The North Dakota Century Code directs the state forms management program to develop and implement standards for design.
Design of a form evolves out of a forms analysis. Items determined essential through the analysis are built into the form. Items that are not needed are eliminated. When the essential elements of the analysis are properly designed into the form it will take less time to complete, process, file, and locate later. The data will have greater value, be easy to use, and be more accurate. Design principles, properly applied, will benefit every state agency through greater efficiency and cost savings.
The basic elements of forms design are:
Without proper title and agency identification, a person may not be sure they are completing the right form for an intended purpose, or even for the right unit of state government. Titles also aid employees in knowing the purpose of a form, where to file or locate forms and records, and the relationship of forms to records retention schedules.
Forms will not be printed on letterhead as a means of agency identification. The standard title block saves paper and provides better identification of a form. Stationery usually includes names of personnel. When personnel change, the letterhead and any forms printed on it become obsolete. Unnecessary costs are incurred to reprint the form. No person's name will appear on any State of North Dakota form.
A title for a form should be as brief and simple as possible. Four words is the guideline for maximum length. A title must clearly state the function or purpose of the form, and will not use in-house terminology. Words such as "form" or "sheet" are not to be used in the title of a form - the fact it is a form, sheet, or card is obvious.
The name of the agency that originates and is responsible for the form will be the second line of the standard title block. The third line of the forms identification will have the state form number preceded by the letters "SFN" and the revision date. The agency may include a division name as the third line and then move the state form number and revision date to the fourth line.

▸ **PROVIDED INFORMATION**:
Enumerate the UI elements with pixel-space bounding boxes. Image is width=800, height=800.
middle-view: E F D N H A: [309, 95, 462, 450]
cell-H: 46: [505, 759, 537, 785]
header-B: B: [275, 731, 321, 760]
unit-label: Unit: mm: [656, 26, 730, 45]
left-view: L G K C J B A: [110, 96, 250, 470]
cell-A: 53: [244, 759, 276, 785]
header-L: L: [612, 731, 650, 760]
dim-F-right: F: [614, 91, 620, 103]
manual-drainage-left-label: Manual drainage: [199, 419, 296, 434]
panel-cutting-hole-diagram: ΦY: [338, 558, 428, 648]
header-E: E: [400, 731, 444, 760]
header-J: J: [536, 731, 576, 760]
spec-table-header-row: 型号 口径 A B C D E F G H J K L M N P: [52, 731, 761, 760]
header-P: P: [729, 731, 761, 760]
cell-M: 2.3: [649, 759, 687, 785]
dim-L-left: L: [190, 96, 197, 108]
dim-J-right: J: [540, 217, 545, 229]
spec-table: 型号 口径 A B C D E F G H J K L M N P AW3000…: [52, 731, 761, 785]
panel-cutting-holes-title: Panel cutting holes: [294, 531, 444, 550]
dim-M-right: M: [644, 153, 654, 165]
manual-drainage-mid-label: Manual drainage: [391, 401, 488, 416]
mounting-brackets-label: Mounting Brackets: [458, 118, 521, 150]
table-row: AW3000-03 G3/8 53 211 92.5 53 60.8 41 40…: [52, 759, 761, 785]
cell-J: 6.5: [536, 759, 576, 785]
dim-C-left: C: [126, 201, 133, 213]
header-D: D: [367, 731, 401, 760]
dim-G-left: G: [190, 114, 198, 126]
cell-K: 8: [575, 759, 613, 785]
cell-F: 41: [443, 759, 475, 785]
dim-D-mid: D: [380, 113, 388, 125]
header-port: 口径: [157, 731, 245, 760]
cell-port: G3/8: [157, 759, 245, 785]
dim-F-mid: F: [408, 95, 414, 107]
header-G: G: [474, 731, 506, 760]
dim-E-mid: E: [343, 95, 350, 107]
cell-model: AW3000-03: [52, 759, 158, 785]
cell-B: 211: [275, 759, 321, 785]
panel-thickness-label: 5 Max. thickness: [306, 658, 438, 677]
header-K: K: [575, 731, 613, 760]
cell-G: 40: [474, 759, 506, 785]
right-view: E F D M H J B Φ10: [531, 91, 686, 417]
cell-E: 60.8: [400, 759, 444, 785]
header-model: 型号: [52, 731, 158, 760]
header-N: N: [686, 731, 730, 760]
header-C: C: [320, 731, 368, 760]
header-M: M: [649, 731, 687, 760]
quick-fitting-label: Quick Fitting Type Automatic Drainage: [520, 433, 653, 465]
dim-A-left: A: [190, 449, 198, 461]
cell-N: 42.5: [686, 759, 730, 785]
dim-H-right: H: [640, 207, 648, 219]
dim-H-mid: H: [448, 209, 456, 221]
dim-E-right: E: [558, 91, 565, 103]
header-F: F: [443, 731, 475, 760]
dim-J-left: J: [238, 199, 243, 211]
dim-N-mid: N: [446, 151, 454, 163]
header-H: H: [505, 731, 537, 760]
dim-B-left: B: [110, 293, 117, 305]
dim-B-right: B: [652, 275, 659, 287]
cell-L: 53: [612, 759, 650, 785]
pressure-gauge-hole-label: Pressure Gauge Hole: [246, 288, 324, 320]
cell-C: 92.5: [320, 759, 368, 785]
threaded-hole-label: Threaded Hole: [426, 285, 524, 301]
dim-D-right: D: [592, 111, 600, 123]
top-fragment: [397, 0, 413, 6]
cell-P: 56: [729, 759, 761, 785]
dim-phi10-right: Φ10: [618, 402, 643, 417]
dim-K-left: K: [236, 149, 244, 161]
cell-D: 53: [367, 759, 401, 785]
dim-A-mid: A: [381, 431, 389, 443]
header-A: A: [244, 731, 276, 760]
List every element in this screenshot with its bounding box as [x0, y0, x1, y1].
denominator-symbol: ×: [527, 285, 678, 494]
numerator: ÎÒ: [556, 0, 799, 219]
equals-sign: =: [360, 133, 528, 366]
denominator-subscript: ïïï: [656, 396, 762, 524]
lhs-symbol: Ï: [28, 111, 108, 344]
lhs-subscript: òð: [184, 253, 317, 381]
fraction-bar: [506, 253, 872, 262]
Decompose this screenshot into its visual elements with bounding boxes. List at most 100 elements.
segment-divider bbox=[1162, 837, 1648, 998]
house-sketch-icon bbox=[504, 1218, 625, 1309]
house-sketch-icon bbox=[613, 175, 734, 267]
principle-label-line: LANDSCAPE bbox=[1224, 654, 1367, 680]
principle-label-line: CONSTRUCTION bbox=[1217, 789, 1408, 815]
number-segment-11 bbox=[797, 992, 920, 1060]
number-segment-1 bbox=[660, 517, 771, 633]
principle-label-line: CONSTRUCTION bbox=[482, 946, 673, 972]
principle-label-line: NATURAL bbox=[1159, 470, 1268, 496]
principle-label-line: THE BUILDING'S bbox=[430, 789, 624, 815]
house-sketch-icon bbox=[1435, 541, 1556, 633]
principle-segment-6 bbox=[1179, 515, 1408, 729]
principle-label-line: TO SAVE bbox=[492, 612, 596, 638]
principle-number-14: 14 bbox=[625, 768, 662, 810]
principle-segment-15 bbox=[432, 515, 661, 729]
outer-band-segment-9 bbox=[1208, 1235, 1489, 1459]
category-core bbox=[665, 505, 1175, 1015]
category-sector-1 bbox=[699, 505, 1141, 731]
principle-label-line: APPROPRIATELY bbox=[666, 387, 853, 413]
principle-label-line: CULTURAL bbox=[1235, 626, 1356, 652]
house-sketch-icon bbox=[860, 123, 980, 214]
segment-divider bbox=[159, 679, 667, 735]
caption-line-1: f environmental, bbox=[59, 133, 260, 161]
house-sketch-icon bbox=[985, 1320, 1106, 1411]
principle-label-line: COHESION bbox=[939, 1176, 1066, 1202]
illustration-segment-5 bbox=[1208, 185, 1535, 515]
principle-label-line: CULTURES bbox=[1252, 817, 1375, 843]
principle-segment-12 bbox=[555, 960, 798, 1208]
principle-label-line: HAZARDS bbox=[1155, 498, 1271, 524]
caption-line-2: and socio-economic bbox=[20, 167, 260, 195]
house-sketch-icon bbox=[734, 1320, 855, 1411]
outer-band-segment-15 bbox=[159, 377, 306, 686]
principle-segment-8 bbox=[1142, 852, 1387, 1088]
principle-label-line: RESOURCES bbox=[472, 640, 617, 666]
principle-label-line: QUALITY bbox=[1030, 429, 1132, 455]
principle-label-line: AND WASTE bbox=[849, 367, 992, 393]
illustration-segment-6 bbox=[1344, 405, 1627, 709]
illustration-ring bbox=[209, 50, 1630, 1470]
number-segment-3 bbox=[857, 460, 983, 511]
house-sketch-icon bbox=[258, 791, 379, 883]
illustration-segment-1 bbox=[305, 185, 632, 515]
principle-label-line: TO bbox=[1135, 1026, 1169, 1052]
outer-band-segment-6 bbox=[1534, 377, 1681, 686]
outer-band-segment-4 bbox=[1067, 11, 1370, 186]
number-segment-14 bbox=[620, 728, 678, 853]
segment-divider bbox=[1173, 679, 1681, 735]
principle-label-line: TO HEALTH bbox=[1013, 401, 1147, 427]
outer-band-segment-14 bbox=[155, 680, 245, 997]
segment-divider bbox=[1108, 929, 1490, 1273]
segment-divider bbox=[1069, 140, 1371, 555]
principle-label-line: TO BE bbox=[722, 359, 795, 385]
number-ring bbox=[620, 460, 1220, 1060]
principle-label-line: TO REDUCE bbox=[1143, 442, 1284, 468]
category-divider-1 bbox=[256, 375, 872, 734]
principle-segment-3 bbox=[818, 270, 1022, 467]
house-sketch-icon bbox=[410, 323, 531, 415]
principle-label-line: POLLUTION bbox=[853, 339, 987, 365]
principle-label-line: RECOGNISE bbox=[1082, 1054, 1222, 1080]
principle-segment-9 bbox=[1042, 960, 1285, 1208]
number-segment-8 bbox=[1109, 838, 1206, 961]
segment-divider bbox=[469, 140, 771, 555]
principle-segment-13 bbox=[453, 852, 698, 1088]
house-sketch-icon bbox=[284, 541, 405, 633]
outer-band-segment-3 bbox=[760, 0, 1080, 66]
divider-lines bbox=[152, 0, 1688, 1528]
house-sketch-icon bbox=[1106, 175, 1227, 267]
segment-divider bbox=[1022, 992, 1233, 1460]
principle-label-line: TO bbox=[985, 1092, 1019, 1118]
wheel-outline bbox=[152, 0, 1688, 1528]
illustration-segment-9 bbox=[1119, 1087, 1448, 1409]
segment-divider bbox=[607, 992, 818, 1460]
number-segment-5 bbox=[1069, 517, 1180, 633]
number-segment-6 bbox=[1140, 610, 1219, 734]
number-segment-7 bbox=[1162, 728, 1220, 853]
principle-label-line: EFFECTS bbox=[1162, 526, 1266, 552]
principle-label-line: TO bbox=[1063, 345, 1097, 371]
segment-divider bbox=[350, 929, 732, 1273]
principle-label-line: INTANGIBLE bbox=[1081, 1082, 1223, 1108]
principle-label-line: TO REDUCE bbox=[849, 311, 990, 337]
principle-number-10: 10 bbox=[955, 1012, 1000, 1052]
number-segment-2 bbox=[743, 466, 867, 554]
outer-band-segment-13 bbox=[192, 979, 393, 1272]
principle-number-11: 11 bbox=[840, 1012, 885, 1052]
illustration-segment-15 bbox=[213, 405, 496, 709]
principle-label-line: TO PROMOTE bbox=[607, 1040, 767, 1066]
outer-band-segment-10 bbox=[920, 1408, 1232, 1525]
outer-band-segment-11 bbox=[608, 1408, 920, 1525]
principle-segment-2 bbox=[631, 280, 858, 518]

▸ **TO BE DONE**:
1. Answer these questions about the North Dakota forms design standards, one per line, marked (a), (b) and (c):
(a) What is the guideline for the maximum length of a form title?
(b) What letters come before the state form number?
(c) What change makes letterhead, and any forms printed on it, obsolete?
2. Carry the North Dakota forms design standards forward from their last sentence with a few more paragraphs in the same style.

▸ **RESULTS**:
1.
(a) Four words.
(b) "SFN".
(c) A change in personnel.

2.
The Great Seal of the State of North Dakota will be part of the title block on all public impact forms, and is optional on forms used within an office or agency and electronic forms, such as those completed and stored electronically or Web-based forms. If the Seal is not used on the electronic or internal form, the words "North Dakota" must precede the name of the agency in the title block. The title block will be placed in the upper left corner of the form whenever possible.
Generally, forms will be printed in black ink. Ink must reproduce on copy machines and scanned images. Where it is necessary to have accent or separation to sections of a form, bold, fine, or broken lines, reverse print, or screening in black can be used. Some special effects may increase the cost of composing and printing forms and should only be used when cost-justifiable. It is cheaper to use special effects in black ink than to use accents in different color ink. Each color ink can require a separate press run which increases printing costs.
Forms intended for use by persons with visual disabilities, and those for senior citizens in general, should be printed in clear, large type with black ink on a matte finished white paper. Glossy paper reflects light and colored ink may lack contrast; either or both can make forms difficult to read.
Carbonless (NCR) paper of up to five parts is suitable for typed forms, and up to three parts for handwritten.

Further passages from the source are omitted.